What to produce: Quote all of the data below exactly, please.

----

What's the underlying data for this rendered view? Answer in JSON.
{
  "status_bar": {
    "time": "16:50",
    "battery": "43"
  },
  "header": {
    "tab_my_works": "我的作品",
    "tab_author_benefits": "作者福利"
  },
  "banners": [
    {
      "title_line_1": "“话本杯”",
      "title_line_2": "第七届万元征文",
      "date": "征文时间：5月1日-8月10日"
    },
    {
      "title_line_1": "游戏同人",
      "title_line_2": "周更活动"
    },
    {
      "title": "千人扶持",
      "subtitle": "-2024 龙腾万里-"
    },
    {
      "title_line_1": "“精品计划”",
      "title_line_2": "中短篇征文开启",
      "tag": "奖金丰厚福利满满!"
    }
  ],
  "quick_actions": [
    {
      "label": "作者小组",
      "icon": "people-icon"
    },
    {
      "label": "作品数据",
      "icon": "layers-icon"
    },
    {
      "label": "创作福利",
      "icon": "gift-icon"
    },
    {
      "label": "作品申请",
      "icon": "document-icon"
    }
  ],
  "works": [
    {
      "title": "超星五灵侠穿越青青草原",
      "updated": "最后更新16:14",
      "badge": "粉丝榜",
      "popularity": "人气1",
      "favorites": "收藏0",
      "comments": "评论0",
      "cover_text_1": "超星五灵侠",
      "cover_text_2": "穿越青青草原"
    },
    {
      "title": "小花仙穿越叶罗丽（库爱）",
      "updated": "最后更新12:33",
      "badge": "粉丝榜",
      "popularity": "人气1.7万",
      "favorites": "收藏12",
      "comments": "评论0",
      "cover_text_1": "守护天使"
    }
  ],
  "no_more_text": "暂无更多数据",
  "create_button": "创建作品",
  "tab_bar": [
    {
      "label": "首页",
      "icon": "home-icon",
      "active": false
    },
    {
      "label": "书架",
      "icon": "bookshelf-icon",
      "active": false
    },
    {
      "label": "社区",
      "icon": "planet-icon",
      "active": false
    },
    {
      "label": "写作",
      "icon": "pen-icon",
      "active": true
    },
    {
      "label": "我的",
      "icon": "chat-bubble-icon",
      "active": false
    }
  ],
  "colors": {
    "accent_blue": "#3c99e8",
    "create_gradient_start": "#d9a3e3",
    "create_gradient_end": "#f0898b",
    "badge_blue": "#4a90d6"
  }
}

----

Exercise answer:
What's the underlying data for this rendered view? Answer in JSON.
{
  "status_bar": {
    "time": "16:50",
    "battery": "43"
  },
  "header": {
    "tab_my_works": "我的作品",
    "tab_author_benefits": "作者福利"
  },
  "banners": [
    {
      "title_line_1": "“话本杯”",
      "title_line_2": "第七届万元征文",
      "date": "征文时间：5月1日-8月10日"
    },
    {
      "title_line_1": "游戏同人",
      "title_line_2": "周更活动"
    },
    {
      "title": "千人扶持",
      "subtitle": "-2024 龙腾万里-"
    },
    {
      "title_line_1": "“精品计划”",
      "title_line_2": "中短篇征文开启",
      "tag": "奖金丰厚福利满满!"
    }
  ],
  "quick_actions": [
    {
      "label": "作者小组",
      "icon": "people-icon"
    },
    {
      "label": "作品数据",
      "icon": "layers-icon"
    },
    {
      "label": "创作福利",
      "icon": "gift-icon"
    },
    {
      "label": "作品申请",
      "icon": "document-icon"
    }
  ],
  "works": [
    {
      "title": "超星五灵侠穿越青青草原",
      "updated": "最后更新16:14",
      "badge": "粉丝榜",
      "popularity": "人气1",
      "favorites": "收藏0",
      "comments": "评论0",
      "cover_text_1": "超星五灵侠",
      "cover_text_2": "穿越青青草原"
    },
    {
      "title": "小花仙穿越叶罗丽（库爱）",
      "updated": "最后更新12:33",
      "badge": "粉丝榜",
      "popularity": "人气1.7万",
      "favorites": "收藏12",
      "comments": "评论0",
      "cover_text_1": "守护天使"
    }
  ],
  "no_more_text": "暂无更多数据",
  "create_button": "创建作品",
  "tab_bar": [
    {
      "label": "首页",
      "icon": "home-icon",
      "active": false
    },
    {
      "label": "书架",
      "icon": "bookshelf-icon",
      "active": false
    },
    {
      "label": "社区",
      "icon": "planet-icon",
      "active": false
    },
    {
      "label": "写作",
      "icon": "pen-icon",
      "active": true
    },
    {
      "label": "我的",
      "icon": "chat-bubble-icon",
      "active": false
    }
  ],
  "colors": {
    "accent_blue": "#3c99e8",
    "create_gradient_start": "#d9a3e3",
    "create_gradient_end": "#f0898b",
    "badge_blue": "#4a90d6"
  }
}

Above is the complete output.